Excerpt provided |
[Start of Attachment]
The prognostic and predictive significance of cytokeratin 5/6 and epidermal growth factor receptor in metastatic triple-negative breast cancer treated with maintenance capecitabine

Introduction

Breast cancer is the most common female malignancy worldwide. In approximately 5% of cases, the breast cancer has metastasized by the time of initial diagnosis. Despite most operable patients receiving surgery and adjuvant chemotherapy, the rate of recurrence or metastasis reaches 20–35% (1). Metastatic breast cancer (MBC) is an incurable disease, and the major goal of treatment is to relieve and control patients’ symptoms, improve their quality of life, and prolong their survival time (2).

Based on gene and immunohistochemistry analyses, breast cancers can be divided into different subtypes. Biological characteristics and clinical outcomes differ among patients with different subtypes, and the treatment strategies also vary. Expert consensus recommends endocrine therapy as the treatment of choice for hormone receptor (HR)-positive tumors. Trastuzumab is also used in combination with chemotherapy and then maintained on its own in HER2-positive patients. Triple-negative breast cancer (TNBC), which is defined as HER2-negative and HR-negative, accounts for nearly 12–17% of all breast cancers (3). TNBC progresses rapidly and is life threatening, and chemotherapy is recommended as treatment (4-6).
[End of Attachment]
Problems to solve |
1. Answer these questions from the breast cancer text:
(a) In about what share of cases has breast cancer already metastasized at initial diagnosis?
(b) What therapy does expert consensus recommend for hormone receptor-positive tumors?
(c) What share of all breast cancers does triple-negative breast cancer make up?
2. Write the next part of the article on triple-negative breast cancer, starting after its last sentence.

Excerpted records |
[Start of Attachment]
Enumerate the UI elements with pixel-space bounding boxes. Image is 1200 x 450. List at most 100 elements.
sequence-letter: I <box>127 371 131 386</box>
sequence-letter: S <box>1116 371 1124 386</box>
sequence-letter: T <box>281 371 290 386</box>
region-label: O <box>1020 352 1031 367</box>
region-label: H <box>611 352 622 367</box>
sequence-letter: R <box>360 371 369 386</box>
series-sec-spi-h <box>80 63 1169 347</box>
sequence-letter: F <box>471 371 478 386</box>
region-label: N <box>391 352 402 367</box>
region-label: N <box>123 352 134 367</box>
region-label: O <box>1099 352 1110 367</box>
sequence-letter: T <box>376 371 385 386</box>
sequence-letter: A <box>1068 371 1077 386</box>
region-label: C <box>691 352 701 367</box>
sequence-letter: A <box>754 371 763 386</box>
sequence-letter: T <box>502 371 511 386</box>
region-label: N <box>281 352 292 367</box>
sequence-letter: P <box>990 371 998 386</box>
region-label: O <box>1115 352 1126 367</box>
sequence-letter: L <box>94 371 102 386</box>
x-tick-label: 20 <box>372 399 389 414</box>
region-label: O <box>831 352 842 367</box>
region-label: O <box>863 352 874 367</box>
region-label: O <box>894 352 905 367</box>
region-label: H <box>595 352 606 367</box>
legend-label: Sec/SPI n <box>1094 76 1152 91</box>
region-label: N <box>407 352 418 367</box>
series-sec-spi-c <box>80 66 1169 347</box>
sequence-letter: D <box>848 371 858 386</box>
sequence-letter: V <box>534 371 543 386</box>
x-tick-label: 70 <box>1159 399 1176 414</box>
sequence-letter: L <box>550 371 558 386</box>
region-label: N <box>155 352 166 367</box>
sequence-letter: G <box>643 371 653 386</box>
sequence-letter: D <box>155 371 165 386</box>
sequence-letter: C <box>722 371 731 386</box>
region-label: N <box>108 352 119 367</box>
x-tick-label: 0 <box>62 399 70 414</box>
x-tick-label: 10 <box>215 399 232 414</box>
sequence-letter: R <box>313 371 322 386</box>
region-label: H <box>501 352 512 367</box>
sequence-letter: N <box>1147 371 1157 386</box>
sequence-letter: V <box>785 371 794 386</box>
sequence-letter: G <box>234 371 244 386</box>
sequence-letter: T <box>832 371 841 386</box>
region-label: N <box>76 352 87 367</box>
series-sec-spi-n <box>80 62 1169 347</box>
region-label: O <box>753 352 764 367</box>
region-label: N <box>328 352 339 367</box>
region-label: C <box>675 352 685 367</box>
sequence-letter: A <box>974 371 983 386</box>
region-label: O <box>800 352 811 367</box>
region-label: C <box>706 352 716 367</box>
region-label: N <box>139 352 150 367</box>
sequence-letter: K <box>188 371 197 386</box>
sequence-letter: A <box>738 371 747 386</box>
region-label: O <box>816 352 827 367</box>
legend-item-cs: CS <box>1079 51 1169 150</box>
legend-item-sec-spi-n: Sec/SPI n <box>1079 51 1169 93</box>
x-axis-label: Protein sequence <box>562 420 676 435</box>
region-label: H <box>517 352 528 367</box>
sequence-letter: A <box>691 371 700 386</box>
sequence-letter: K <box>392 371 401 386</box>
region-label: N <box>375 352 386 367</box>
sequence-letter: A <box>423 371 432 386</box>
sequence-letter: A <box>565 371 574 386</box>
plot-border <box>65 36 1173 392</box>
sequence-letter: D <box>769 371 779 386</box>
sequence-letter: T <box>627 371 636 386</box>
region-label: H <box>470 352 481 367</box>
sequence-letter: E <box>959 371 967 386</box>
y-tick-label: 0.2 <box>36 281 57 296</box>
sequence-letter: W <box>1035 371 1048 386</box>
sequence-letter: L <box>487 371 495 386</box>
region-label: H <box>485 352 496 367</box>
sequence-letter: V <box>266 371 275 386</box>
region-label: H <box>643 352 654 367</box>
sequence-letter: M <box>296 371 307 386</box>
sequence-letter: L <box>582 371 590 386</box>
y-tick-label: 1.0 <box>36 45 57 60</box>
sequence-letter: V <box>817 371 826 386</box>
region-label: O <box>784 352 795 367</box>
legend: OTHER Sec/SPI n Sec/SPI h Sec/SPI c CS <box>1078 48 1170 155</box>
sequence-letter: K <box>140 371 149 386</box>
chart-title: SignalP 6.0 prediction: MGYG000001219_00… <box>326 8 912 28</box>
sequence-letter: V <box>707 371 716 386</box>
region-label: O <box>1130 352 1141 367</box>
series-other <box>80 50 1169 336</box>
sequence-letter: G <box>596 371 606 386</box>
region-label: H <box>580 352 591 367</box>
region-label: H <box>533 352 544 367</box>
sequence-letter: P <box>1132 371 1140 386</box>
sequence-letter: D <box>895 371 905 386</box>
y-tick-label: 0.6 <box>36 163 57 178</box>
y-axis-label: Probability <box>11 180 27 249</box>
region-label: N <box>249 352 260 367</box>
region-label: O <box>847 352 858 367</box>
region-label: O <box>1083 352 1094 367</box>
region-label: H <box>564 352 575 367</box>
[End of Attachment]
Answers given |
1.
(a) About 5%.
(b) Endocrine therapy.
(c) Nearly 12–17%.

2.
Compared with HER2/HR-positive breast cancers, TNBC is more prone to recurrence and metastasis, even with similar treatments, and is associated with shorter progression-free survival (PFS) and overall survival (OS). The median time to recurrence for metastatic triple-negative breast cancer (mTNBC) patients is 1–2 years, and the median OS (mOS) is almost 1 year (7,8). Lehmann et al. compiled the gene expression profiles of 587 TNBC patients from 21 independent studies and identified 6 different TNBC subtypes using cluster analysis (9). These subtypes consist of basal-like 1, basal-like 2, immunomodulatory (IM), mesenchymal (M), mesenchymal stem cell-like (MSL), and lumen androgen receptor (LAR) breast cancer. Different subtypes present with unique gene expression profiles and are associated with different signaling pathways. Of the 6 subtypes, basal-like breast cancer (BLBC) has attracted the most attention. The majority of BLBCs exhibit a triple-negative phenotype and have a poor prognosis (10). Nielsen et al. examined the protein expression patterns in various basal-like breast tumors (11). They reported that the detection of cytokeratin 5/6 (CK5/6) in TNBC could accurately identify BLBC and showed high specificity. Rakha et al. (12) reported that CK5/6-positive and epidermal growth factor receptor (EGFR)-positive patients had more BRCA1 mutations, more distant metastases, and a poor prognosis compared with CK5/6- and EGFR-negative patients.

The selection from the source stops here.